*Set exercise*. In the entries below, count every line with the string "above". State the count and nothing else.
╭─ Recorded data
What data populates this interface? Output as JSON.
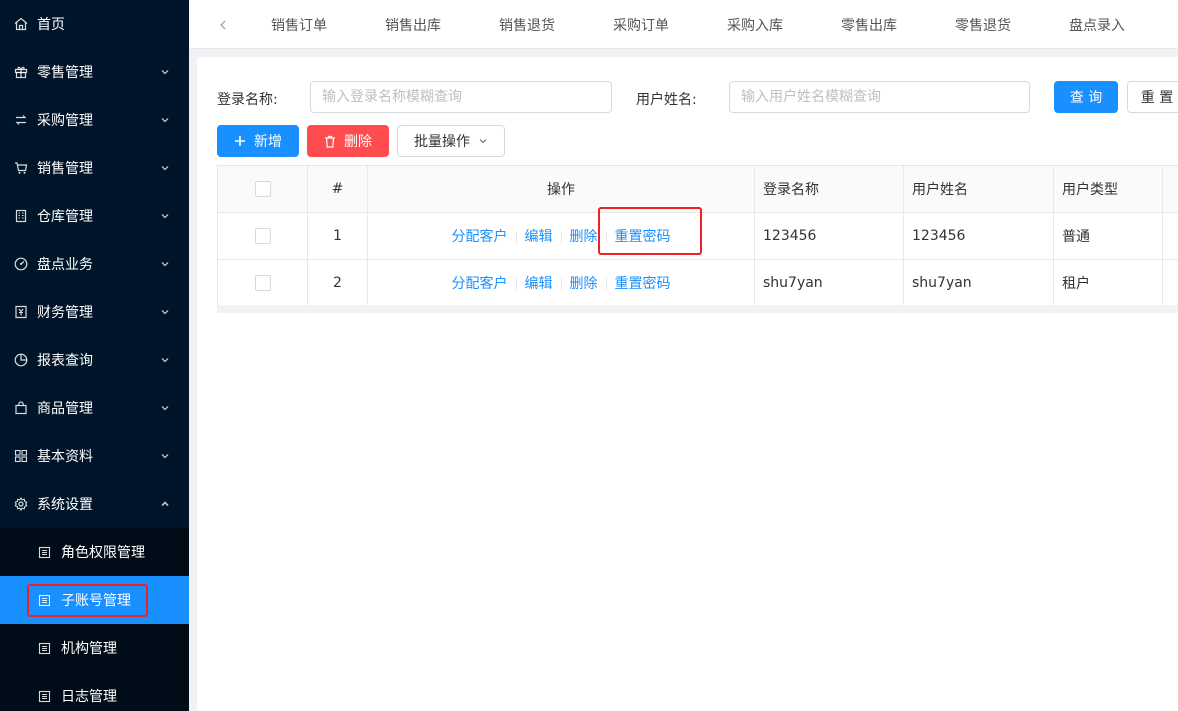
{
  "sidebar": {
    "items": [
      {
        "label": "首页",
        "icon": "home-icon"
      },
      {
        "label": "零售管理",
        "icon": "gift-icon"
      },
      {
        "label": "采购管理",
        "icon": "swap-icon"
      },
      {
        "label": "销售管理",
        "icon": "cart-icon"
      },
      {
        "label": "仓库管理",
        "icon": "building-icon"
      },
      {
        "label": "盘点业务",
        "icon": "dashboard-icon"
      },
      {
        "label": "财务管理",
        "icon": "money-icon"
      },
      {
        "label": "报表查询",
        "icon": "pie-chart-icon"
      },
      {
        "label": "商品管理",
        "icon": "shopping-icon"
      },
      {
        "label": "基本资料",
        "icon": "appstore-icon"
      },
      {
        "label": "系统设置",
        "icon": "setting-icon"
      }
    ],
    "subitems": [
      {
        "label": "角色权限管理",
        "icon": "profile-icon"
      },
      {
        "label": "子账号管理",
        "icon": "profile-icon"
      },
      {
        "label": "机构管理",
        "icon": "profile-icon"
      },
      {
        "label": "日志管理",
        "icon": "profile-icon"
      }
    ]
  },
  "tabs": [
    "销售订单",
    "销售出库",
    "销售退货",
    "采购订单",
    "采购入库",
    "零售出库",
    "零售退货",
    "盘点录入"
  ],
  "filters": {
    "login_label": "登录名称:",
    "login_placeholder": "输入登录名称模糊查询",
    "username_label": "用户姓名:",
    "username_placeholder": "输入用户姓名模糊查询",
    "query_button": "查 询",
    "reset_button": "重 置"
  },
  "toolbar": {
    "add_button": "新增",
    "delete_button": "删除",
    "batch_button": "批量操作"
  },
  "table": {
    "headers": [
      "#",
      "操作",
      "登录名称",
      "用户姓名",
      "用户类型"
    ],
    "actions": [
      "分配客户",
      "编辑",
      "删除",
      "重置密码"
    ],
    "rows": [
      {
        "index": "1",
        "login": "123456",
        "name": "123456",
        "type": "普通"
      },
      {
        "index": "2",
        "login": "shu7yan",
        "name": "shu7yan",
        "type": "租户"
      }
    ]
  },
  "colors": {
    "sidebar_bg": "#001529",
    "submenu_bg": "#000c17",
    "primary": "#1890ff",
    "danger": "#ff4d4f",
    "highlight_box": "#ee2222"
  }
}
╰─
╭─ Recorded data
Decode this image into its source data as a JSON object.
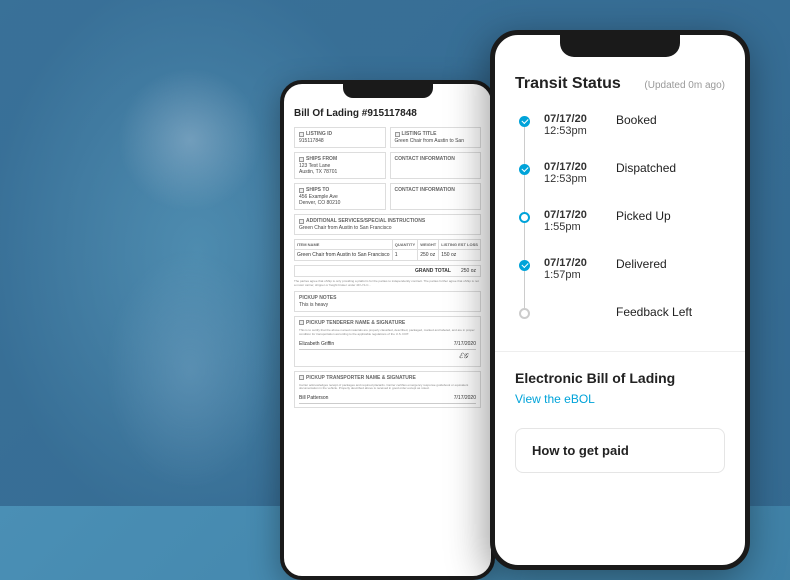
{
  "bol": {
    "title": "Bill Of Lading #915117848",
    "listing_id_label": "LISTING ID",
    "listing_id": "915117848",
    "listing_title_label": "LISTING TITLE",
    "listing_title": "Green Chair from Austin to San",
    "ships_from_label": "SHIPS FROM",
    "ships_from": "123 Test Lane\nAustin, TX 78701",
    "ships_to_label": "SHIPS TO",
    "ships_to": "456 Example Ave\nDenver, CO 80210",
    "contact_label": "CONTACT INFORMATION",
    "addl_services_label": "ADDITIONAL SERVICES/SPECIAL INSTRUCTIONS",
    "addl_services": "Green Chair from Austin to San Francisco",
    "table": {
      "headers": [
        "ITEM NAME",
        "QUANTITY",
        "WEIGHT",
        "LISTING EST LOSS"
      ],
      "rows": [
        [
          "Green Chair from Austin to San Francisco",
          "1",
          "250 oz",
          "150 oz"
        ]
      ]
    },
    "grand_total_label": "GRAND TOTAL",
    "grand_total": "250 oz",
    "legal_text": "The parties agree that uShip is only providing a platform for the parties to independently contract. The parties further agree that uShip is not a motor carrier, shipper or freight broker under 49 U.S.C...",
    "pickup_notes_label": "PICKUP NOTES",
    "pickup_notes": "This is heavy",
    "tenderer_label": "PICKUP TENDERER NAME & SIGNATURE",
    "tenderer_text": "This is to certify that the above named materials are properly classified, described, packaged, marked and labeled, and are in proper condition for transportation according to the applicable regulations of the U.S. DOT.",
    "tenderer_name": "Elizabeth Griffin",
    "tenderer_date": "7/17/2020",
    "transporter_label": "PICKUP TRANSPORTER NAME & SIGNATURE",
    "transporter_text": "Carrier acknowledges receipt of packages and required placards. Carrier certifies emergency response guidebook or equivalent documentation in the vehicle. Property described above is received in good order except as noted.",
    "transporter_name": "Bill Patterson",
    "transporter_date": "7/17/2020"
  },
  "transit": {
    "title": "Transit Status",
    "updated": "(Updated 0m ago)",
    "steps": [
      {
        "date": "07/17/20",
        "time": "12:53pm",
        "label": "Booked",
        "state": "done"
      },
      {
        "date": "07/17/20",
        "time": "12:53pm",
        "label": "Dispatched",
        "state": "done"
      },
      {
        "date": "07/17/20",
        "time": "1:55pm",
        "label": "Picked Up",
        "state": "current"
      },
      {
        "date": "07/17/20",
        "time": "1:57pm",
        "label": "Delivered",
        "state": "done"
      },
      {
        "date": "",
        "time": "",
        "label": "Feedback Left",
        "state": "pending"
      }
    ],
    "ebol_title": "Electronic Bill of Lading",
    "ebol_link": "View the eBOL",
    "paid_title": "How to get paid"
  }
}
╰─
╭─ Recorded data
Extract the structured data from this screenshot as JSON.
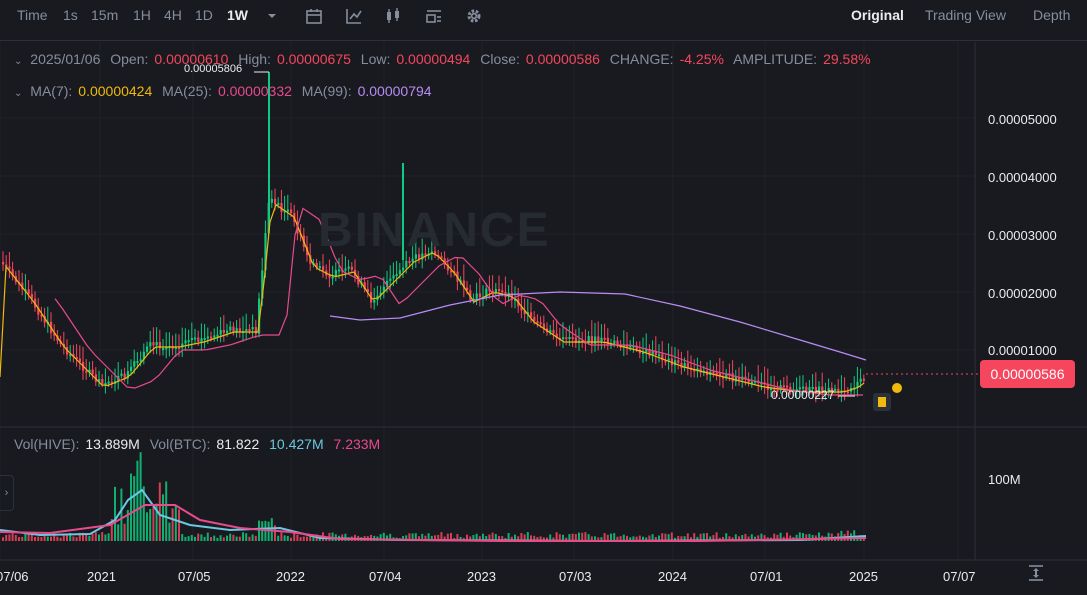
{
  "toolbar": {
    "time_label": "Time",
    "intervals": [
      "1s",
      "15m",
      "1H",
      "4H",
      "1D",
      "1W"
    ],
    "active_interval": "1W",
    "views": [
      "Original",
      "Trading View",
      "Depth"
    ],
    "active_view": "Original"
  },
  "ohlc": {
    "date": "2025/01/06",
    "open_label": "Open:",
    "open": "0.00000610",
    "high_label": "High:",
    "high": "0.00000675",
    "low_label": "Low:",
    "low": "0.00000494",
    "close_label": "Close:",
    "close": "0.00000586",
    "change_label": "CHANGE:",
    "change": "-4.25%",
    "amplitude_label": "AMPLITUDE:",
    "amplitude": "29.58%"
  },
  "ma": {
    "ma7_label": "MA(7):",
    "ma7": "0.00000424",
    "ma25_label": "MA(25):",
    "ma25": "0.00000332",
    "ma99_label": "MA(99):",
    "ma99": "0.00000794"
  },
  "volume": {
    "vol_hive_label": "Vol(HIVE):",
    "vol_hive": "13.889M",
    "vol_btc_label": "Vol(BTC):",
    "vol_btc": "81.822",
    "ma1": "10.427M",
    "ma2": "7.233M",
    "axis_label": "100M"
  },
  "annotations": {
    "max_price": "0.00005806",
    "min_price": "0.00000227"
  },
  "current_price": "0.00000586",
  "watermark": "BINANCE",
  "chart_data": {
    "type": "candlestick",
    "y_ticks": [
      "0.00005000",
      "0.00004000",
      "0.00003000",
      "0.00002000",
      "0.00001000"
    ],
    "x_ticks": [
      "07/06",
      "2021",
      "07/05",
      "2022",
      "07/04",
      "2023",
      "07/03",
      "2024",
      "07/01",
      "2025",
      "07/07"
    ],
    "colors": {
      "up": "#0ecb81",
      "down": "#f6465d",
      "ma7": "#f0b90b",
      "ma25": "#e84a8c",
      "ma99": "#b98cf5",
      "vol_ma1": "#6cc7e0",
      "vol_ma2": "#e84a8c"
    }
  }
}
╰─
*Answer to this problem*. 2